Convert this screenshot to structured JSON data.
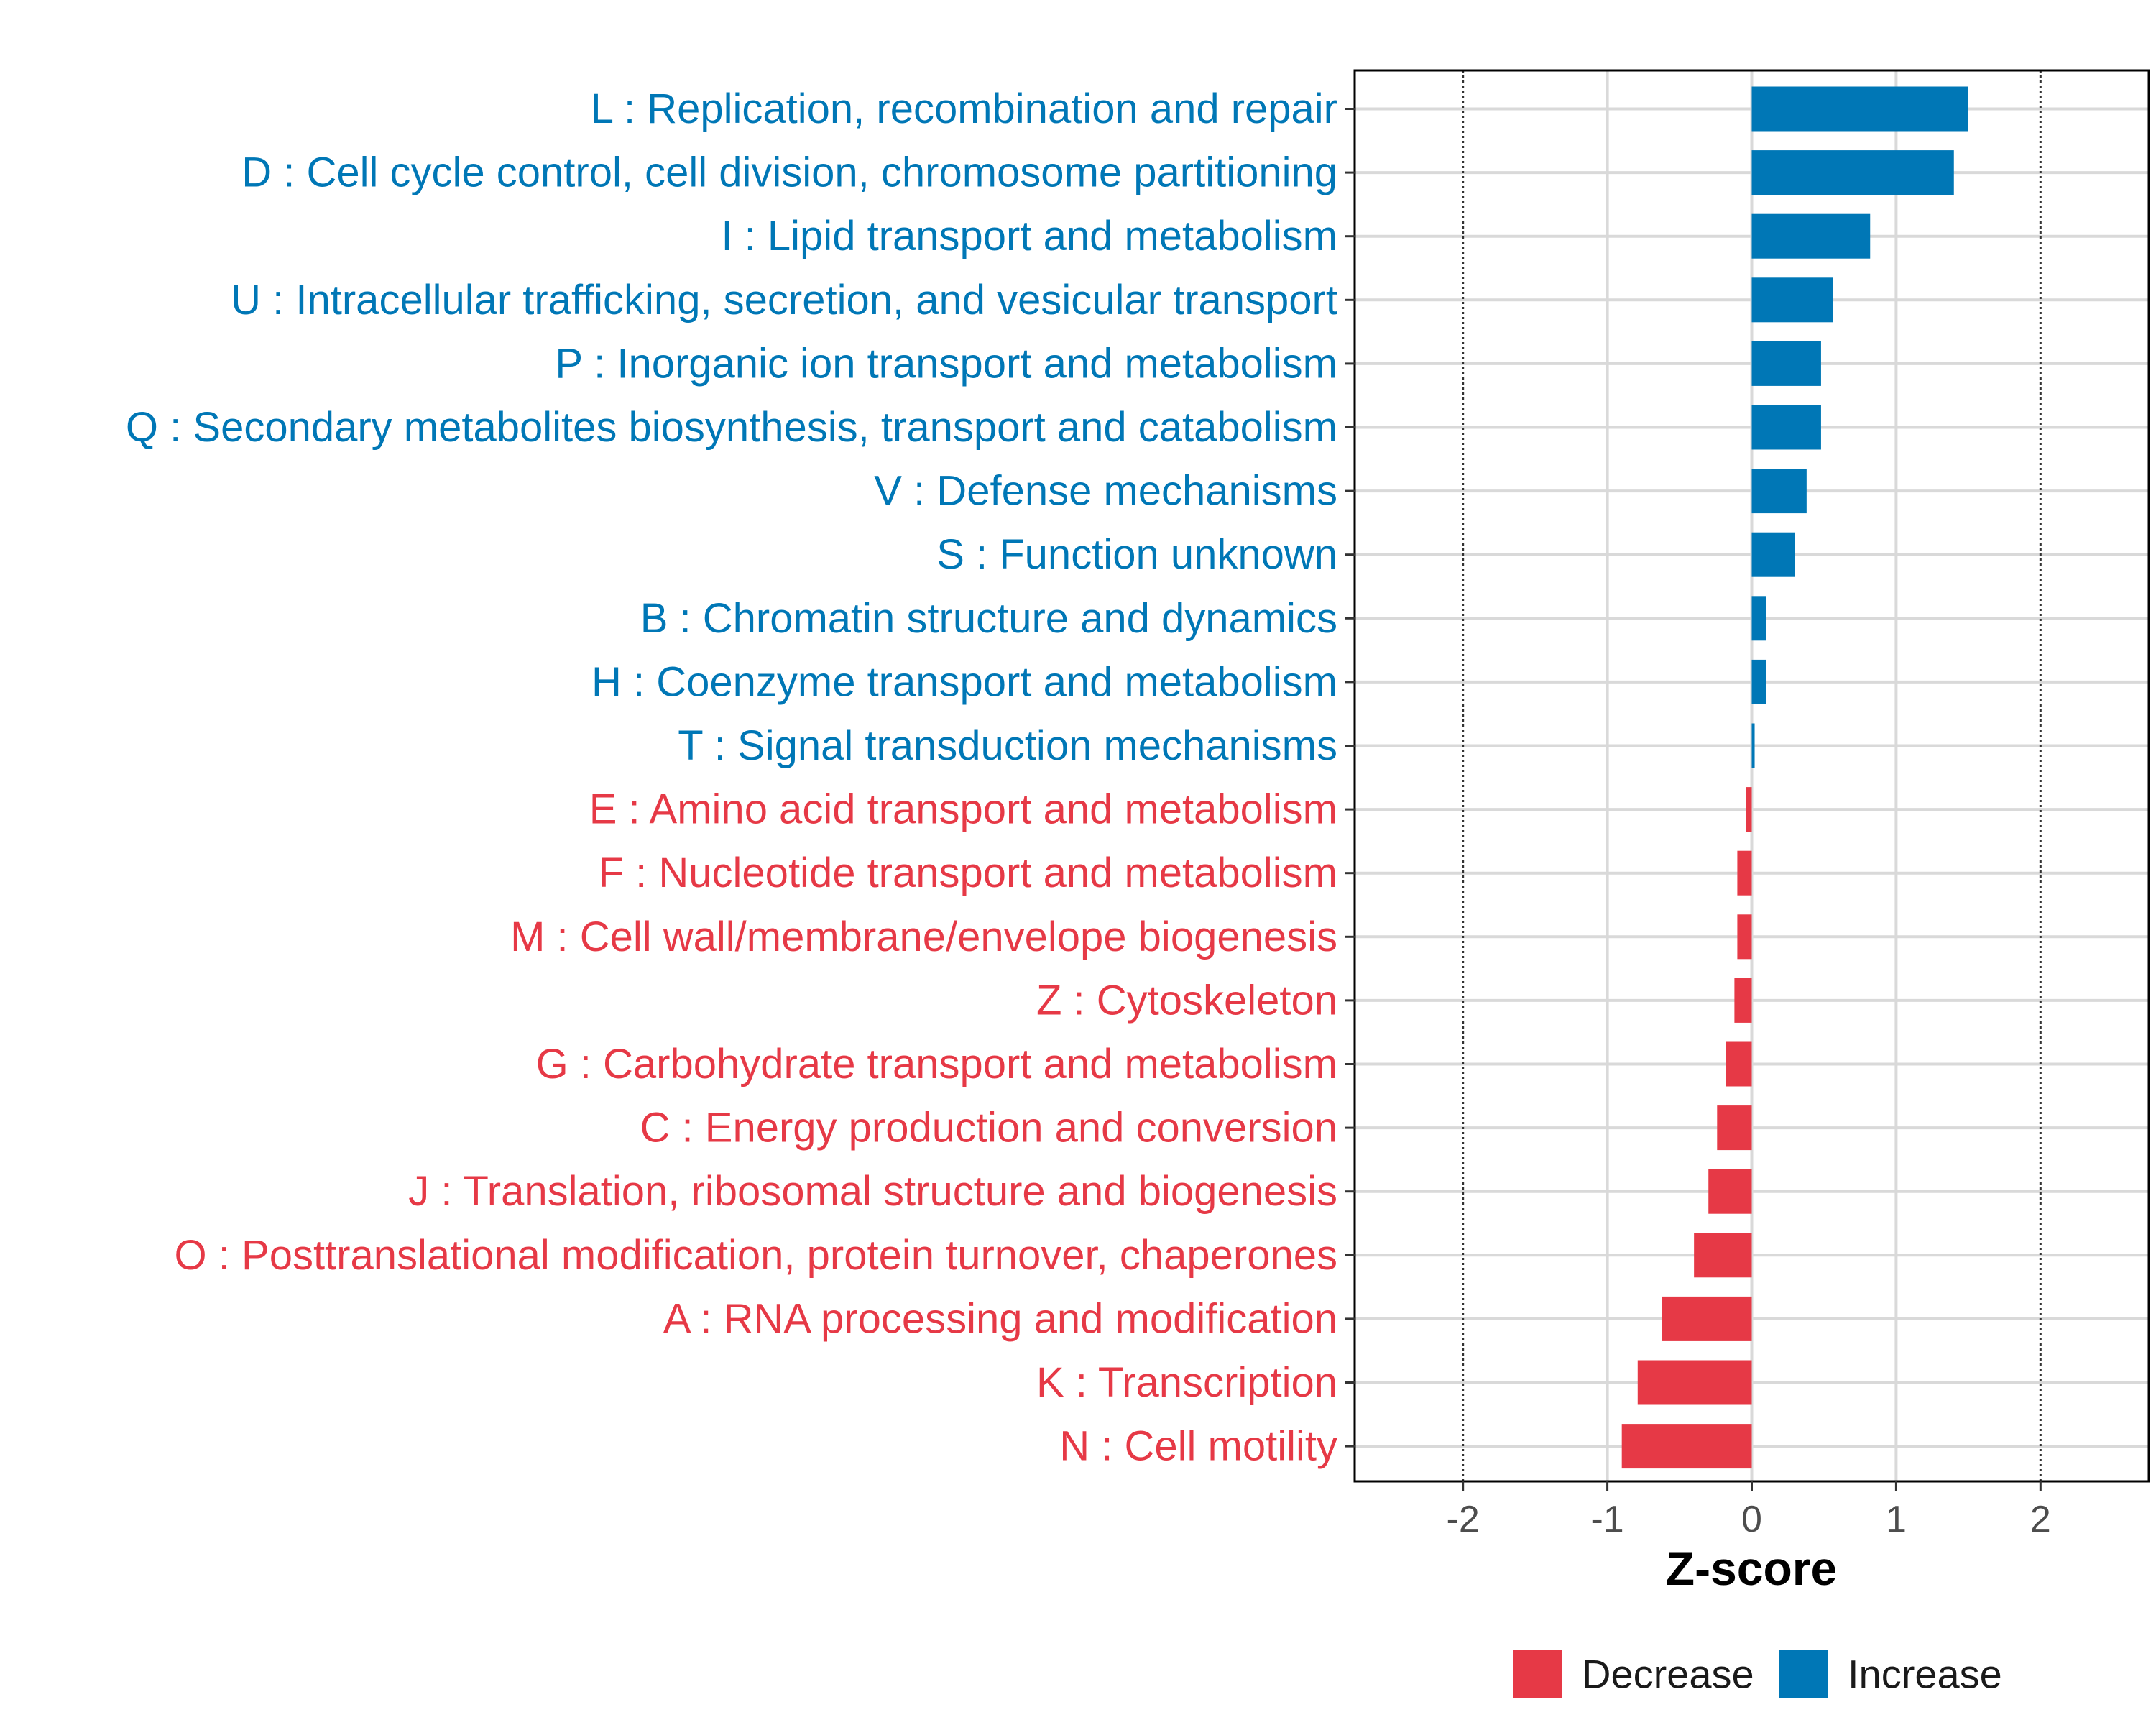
{
  "chart_data": {
    "type": "bar",
    "orientation": "horizontal",
    "xlabel": "Z-score",
    "ylabel": "",
    "xlim": [
      -2.75,
      2.75
    ],
    "xticks": [
      -2,
      -1,
      0,
      1,
      2
    ],
    "reference_lines": [
      -2,
      2
    ],
    "grid": true,
    "legend_position": "bottom",
    "colors": {
      "Decrease": "#e63946",
      "Increase": "#0077b6",
      "grid": "#d9d9d9",
      "frame": "#000000"
    },
    "legend": [
      {
        "name": "Decrease",
        "color": "#e63946"
      },
      {
        "name": "Increase",
        "color": "#0077b6"
      }
    ],
    "categories": [
      "L : Replication, recombination and repair",
      "D : Cell cycle control, cell division, chromosome partitioning",
      "I : Lipid transport and metabolism",
      "U : Intracellular trafficking, secretion, and vesicular transport",
      "P : Inorganic ion transport and metabolism",
      "Q : Secondary metabolites biosynthesis, transport and catabolism",
      "V : Defense mechanisms",
      "S : Function unknown",
      "B : Chromatin structure and dynamics",
      "H : Coenzyme transport and metabolism",
      "T : Signal transduction mechanisms",
      "E : Amino acid transport and metabolism",
      "F : Nucleotide transport and metabolism",
      "M : Cell wall/membrane/envelope biogenesis",
      "Z : Cytoskeleton",
      "G : Carbohydrate transport and metabolism",
      "C : Energy production and conversion",
      "J : Translation, ribosomal structure and biogenesis",
      "O : Posttranslational modification, protein turnover, chaperones",
      "A : RNA processing and modification",
      "K : Transcription",
      "N : Cell motility"
    ],
    "values": [
      1.5,
      1.4,
      0.82,
      0.56,
      0.48,
      0.48,
      0.38,
      0.3,
      0.1,
      0.1,
      0.02,
      -0.04,
      -0.1,
      -0.1,
      -0.12,
      -0.18,
      -0.24,
      -0.3,
      -0.4,
      -0.62,
      -0.79,
      -0.9
    ],
    "group": [
      "Increase",
      "Increase",
      "Increase",
      "Increase",
      "Increase",
      "Increase",
      "Increase",
      "Increase",
      "Increase",
      "Increase",
      "Increase",
      "Decrease",
      "Decrease",
      "Decrease",
      "Decrease",
      "Decrease",
      "Decrease",
      "Decrease",
      "Decrease",
      "Decrease",
      "Decrease",
      "Decrease"
    ]
  }
}
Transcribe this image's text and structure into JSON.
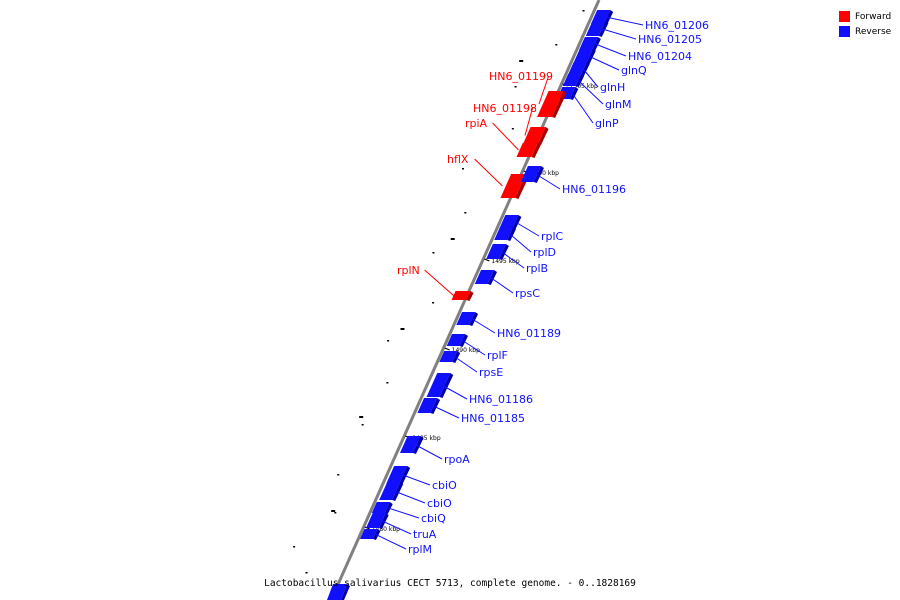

========

Retype the whole listing exactly. Do not include the pictures.

Convert this screenshot to structured JSON data.
{
  "chart_data": {
    "type": "bar",
    "orientation": "horizontal",
    "xlabel": "Z-score",
    "ylabel": "",
    "xlim": [
      -2.75,
      2.75
    ],
    "xticks": [
      -2,
      -1,
      0,
      1,
      2
    ],
    "reference_lines": [
      -2,
      2
    ],
    "grid": true,
    "legend_position": "bottom",
    "colors": {
      "Decrease": "#e63946",
      "Increase": "#0077b6",
      "grid": "#d9d9d9",
      "frame": "#000000"
    },
    "legend": [
      {
        "name": "Decrease",
        "color": "#e63946"
      },
      {
        "name": "Increase",
        "color": "#0077b6"
      }
    ],
    "categories": [
      "L : Replication, recombination and repair",
      "D : Cell cycle control, cell division, chromosome partitioning",
      "I : Lipid transport and metabolism",
      "U : Intracellular trafficking, secretion, and vesicular transport",
      "P : Inorganic ion transport and metabolism",
      "Q : Secondary metabolites biosynthesis, transport and catabolism",
      "V : Defense mechanisms",
      "S : Function unknown",
      "B : Chromatin structure and dynamics",
      "H : Coenzyme transport and metabolism",
      "T : Signal transduction mechanisms",
      "E : Amino acid transport and metabolism",
      "F : Nucleotide transport and metabolism",
      "M : Cell wall/membrane/envelope biogenesis",
      "Z : Cytoskeleton",
      "G : Carbohydrate transport and metabolism",
      "C : Energy production and conversion",
      "J : Translation, ribosomal structure and biogenesis",
      "O : Posttranslational modification, protein turnover, chaperones",
      "A : RNA processing and modification",
      "K : Transcription",
      "N : Cell motility"
    ],
    "values": [
      1.5,
      1.4,
      0.82,
      0.56,
      0.48,
      0.48,
      0.38,
      0.3,
      0.1,
      0.1,
      0.02,
      -0.04,
      -0.1,
      -0.1,
      -0.12,
      -0.18,
      -0.24,
      -0.3,
      -0.4,
      -0.62,
      -0.79,
      -0.9
    ],
    "group": [
      "Increase",
      "Increase",
      "Increase",
      "Increase",
      "Increase",
      "Increase",
      "Increase",
      "Increase",
      "Increase",
      "Increase",
      "Increase",
      "Decrease",
      "Decrease",
      "Decrease",
      "Decrease",
      "Decrease",
      "Decrease",
      "Decrease",
      "Decrease",
      "Decrease",
      "Decrease",
      "Decrease"
    ]
  }
}
Transcribe this image's text and structure into JSON.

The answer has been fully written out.